_Requirement_: The reply should be the records repeated exactly, without any images.

━━━ Material for the task

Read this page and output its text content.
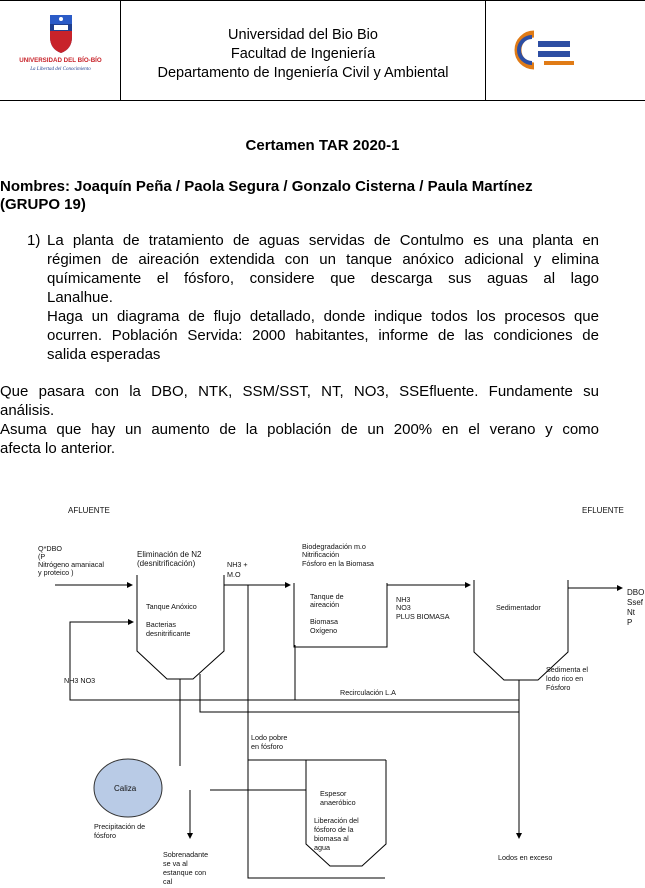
UNIVERSIDAD DEL BÍO-BÍO
La Libertad del Conocimiento
Universidad del Bio Bio
Facultad de Ingeniería
Departamento de Ingeniería Civil y Ambiental
Certamen TAR 2020-1
Nombres: Joaquín Peña / Paola Segura / Gonzalo Cisterna / Paula Martínez
(GRUPO 19)
1) La planta de tratamiento de aguas servidas de Contulmo es una planta en
régimen de aireación extendida con un tanque anóxico adicional y elimina
químicamente el fósforo, considere que descarga sus aguas al lago
Lanalhue.
Haga un diagrama de flujo detallado, donde indique todos los procesos que
ocurren. Población Servida: 2000 habitantes, informe de las condiciones de
salida esperadas
Que pasara con la DBO, NTK, SSM/SST, NT, NO3, SSEfluente. Fundamente su
análisis.
Asuma que hay un aumento de la población de un 200% en el verano y como
afecta lo anterior.
AFLUENTE	EFLUENTE
Q*DBO
(P
Nitrógeno amaniacal
y proteico )
Eliminación de N2
(desnitrificación)	NH3 +
M.O
Tanque Anóxico
Bacterias
desnitrificante
Biodegradación m.o
Nitrificación
Fósforo en la Biomasa
Tanque de
aireación
Biomasa
Oxígeno
NH3
NO3
PLUS BIOMASA
Sedimentador
DBO
Ssef
Nt
P
Sedimenta el
lodo rico en
Fósforo
NH3 NO3
Recirculación L.A
Lodo pobre
en fósforo
Caliza
Precipitación de
fósforo
Espesor
anaeróbico
Liberación del
fósforo de la
biomasa al
agua
Sobrenadante
se va al
estanque con
cal
Lodos en exceso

━━━━━━

_Exercise output_:
Read this page and output its text content.
UNIVERSIDAD DEL BÍO-BÍO
La Libertad del Conocimiento
Universidad del Bio Bio
Facultad de Ingeniería
Departamento de Ingeniería Civil y Ambiental
Certamen TAR 2020-1
Nombres: Joaquín Peña / Paola Segura / Gonzalo Cisterna / Paula Martínez
(GRUPO 19)
1) La planta de tratamiento de aguas servidas de Contulmo es una planta en
régimen de aireación extendida con un tanque anóxico adicional y elimina
químicamente el fósforo, considere que descarga sus aguas al lago
Lanalhue.
Haga un diagrama de flujo detallado, donde indique todos los procesos que
ocurren. Población Servida: 2000 habitantes, informe de las condiciones de
salida esperadas
Que pasara con la DBO, NTK, SSM/SST, NT, NO3, SSEfluente. Fundamente su
análisis.
Asuma que hay un aumento de la población de un 200% en el verano y como
afecta lo anterior.
AFLUENTE	EFLUENTE
Q*DBO
(P
Nitrógeno amaniacal
y proteico )
Eliminación de N2
(desnitrificación)	NH3 +
M.O
Tanque Anóxico
Bacterias
desnitrificante
Biodegradación m.o
Nitrificación
Fósforo en la Biomasa
Tanque de
aireación
Biomasa
Oxígeno
NH3
NO3
PLUS BIOMASA
Sedimentador
DBO
Ssef
Nt
P
Sedimenta el
lodo rico en
Fósforo
NH3 NO3
Recirculación L.A
Lodo pobre
en fósforo
Caliza
Precipitación de
fósforo
Espesor
anaeróbico
Liberación del
fósforo de la
biomasa al
agua
Sobrenadante
se va al
estanque con
cal
Lodos en exceso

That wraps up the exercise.